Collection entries
-- Begin --

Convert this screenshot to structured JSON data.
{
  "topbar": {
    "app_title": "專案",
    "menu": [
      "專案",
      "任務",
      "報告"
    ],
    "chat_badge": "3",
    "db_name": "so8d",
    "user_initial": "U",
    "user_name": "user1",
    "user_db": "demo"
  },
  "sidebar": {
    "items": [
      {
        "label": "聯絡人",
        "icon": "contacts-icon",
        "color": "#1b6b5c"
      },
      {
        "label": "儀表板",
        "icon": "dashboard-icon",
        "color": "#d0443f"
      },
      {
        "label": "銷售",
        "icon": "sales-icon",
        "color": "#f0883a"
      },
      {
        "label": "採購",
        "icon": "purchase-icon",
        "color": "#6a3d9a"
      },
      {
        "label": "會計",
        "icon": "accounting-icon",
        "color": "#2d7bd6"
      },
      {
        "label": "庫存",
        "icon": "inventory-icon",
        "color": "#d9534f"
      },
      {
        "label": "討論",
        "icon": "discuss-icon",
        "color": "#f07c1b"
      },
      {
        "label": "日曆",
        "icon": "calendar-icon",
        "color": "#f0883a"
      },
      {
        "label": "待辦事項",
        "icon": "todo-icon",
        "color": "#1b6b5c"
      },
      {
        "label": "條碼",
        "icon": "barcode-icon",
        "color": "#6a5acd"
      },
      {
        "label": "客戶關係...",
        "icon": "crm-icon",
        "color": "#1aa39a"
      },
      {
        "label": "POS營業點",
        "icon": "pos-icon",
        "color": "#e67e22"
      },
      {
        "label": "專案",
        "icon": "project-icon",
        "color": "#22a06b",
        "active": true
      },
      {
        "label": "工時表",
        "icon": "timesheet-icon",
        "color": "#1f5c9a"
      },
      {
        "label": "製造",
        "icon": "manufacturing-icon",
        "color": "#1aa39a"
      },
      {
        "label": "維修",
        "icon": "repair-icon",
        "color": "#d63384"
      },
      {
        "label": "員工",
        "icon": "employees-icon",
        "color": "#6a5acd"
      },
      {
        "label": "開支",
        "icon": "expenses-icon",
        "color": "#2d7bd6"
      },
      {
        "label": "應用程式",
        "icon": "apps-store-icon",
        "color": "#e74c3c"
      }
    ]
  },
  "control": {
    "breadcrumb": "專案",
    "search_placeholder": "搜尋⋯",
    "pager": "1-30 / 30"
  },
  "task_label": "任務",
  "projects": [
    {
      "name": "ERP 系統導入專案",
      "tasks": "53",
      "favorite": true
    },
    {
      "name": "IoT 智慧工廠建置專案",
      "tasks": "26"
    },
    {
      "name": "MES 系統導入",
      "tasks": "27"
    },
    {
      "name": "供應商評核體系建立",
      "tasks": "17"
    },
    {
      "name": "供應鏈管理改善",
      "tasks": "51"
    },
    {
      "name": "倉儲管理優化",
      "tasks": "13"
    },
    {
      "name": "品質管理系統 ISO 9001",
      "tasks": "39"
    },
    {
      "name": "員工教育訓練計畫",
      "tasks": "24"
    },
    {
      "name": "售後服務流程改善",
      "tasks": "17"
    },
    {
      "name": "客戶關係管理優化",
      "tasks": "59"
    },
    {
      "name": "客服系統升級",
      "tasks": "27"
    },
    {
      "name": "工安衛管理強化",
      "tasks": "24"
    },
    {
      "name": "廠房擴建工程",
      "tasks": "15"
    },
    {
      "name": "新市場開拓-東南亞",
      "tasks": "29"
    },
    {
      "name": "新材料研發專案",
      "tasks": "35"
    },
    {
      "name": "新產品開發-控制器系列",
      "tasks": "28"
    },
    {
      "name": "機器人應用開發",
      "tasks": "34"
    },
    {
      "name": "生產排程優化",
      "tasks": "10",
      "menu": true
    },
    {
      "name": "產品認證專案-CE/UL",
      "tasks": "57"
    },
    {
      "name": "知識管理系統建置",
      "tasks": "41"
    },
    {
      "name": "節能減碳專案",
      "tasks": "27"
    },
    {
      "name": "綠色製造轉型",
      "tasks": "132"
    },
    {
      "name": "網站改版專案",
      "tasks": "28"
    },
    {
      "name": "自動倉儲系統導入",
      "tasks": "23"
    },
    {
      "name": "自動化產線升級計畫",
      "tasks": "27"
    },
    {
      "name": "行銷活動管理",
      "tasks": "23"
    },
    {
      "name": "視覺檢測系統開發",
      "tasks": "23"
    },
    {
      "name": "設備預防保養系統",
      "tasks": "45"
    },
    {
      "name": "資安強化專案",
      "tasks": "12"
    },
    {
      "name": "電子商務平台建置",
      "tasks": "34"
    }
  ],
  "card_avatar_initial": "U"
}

-- End --

» **Task description**:
Extract the listing in its entirety and repeat it exactly.

» **Task response**:
Convert this screenshot to structured JSON data.
{
  "topbar": {
    "app_title": "專案",
    "menu": [
      "專案",
      "任務",
      "報告"
    ],
    "chat_badge": "3",
    "db_name": "so8d",
    "user_initial": "U",
    "user_name": "user1",
    "user_db": "demo"
  },
  "sidebar": {
    "items": [
      {
        "label": "聯絡人",
        "icon": "contacts-icon",
        "color": "#1b6b5c"
      },
      {
        "label": "儀表板",
        "icon": "dashboard-icon",
        "color": "#d0443f"
      },
      {
        "label": "銷售",
        "icon": "sales-icon",
        "color": "#f0883a"
      },
      {
        "label": "採購",
        "icon": "purchase-icon",
        "color": "#6a3d9a"
      },
      {
        "label": "會計",
        "icon": "accounting-icon",
        "color": "#2d7bd6"
      },
      {
        "label": "庫存",
        "icon": "inventory-icon",
        "color": "#d9534f"
      },
      {
        "label": "討論",
        "icon": "discuss-icon",
        "color": "#f07c1b"
      },
      {
        "label": "日曆",
        "icon": "calendar-icon",
        "color": "#f0883a"
      },
      {
        "label": "待辦事項",
        "icon": "todo-icon",
        "color": "#1b6b5c"
      },
      {
        "label": "條碼",
        "icon": "barcode-icon",
        "color": "#6a5acd"
      },
      {
        "label": "客戶關係...",
        "icon": "crm-icon",
        "color": "#1aa39a"
      },
      {
        "label": "POS營業點",
        "icon": "pos-icon",
        "color": "#e67e22"
      },
      {
        "label": "專案",
        "icon": "project-icon",
        "color": "#22a06b",
        "active": true
      },
      {
        "label": "工時表",
        "icon": "timesheet-icon",
        "color": "#1f5c9a"
      },
      {
        "label": "製造",
        "icon": "manufacturing-icon",
        "color": "#1aa39a"
      },
      {
        "label": "維修",
        "icon": "repair-icon",
        "color": "#d63384"
      },
      {
        "label": "員工",
        "icon": "employees-icon",
        "color": "#6a5acd"
      },
      {
        "label": "開支",
        "icon": "expenses-icon",
        "color": "#2d7bd6"
      },
      {
        "label": "應用程式",
        "icon": "apps-store-icon",
        "color": "#e74c3c"
      }
    ]
  },
  "control": {
    "breadcrumb": "專案",
    "search_placeholder": "搜尋⋯",
    "pager": "1-30 / 30"
  },
  "task_label": "任務",
  "projects": [
    {
      "name": "ERP 系統導入專案",
      "tasks": "53",
      "favorite": true
    },
    {
      "name": "IoT 智慧工廠建置專案",
      "tasks": "26"
    },
    {
      "name": "MES 系統導入",
      "tasks": "27"
    },
    {
      "name": "供應商評核體系建立",
      "tasks": "17"
    },
    {
      "name": "供應鏈管理改善",
      "tasks": "51"
    },
    {
      "name": "倉儲管理優化",
      "tasks": "13"
    },
    {
      "name": "品質管理系統 ISO 9001",
      "tasks": "39"
    },
    {
      "name": "員工教育訓練計畫",
      "tasks": "24"
    },
    {
      "name": "售後服務流程改善",
      "tasks": "17"
    },
    {
      "name": "客戶關係管理優化",
      "tasks": "59"
    },
    {
      "name": "客服系統升級",
      "tasks": "27"
    },
    {
      "name": "工安衛管理強化",
      "tasks": "24"
    },
    {
      "name": "廠房擴建工程",
      "tasks": "15"
    },
    {
      "name": "新市場開拓-東南亞",
      "tasks": "29"
    },
    {
      "name": "新材料研發專案",
      "tasks": "35"
    },
    {
      "name": "新產品開發-控制器系列",
      "tasks": "28"
    },
    {
      "name": "機器人應用開發",
      "tasks": "34"
    },
    {
      "name": "生產排程優化",
      "tasks": "10",
      "menu": true
    },
    {
      "name": "產品認證專案-CE/UL",
      "tasks": "57"
    },
    {
      "name": "知識管理系統建置",
      "tasks": "41"
    },
    {
      "name": "節能減碳專案",
      "tasks": "27"
    },
    {
      "name": "綠色製造轉型",
      "tasks": "132"
    },
    {
      "name": "網站改版專案",
      "tasks": "28"
    },
    {
      "name": "自動倉儲系統導入",
      "tasks": "23"
    },
    {
      "name": "自動化產線升級計畫",
      "tasks": "27"
    },
    {
      "name": "行銷活動管理",
      "tasks": "23"
    },
    {
      "name": "視覺檢測系統開發",
      "tasks": "23"
    },
    {
      "name": "設備預防保養系統",
      "tasks": "45"
    },
    {
      "name": "資安強化專案",
      "tasks": "12"
    },
    {
      "name": "電子商務平台建置",
      "tasks": "34"
    }
  ],
  "card_avatar_initial": "U"
}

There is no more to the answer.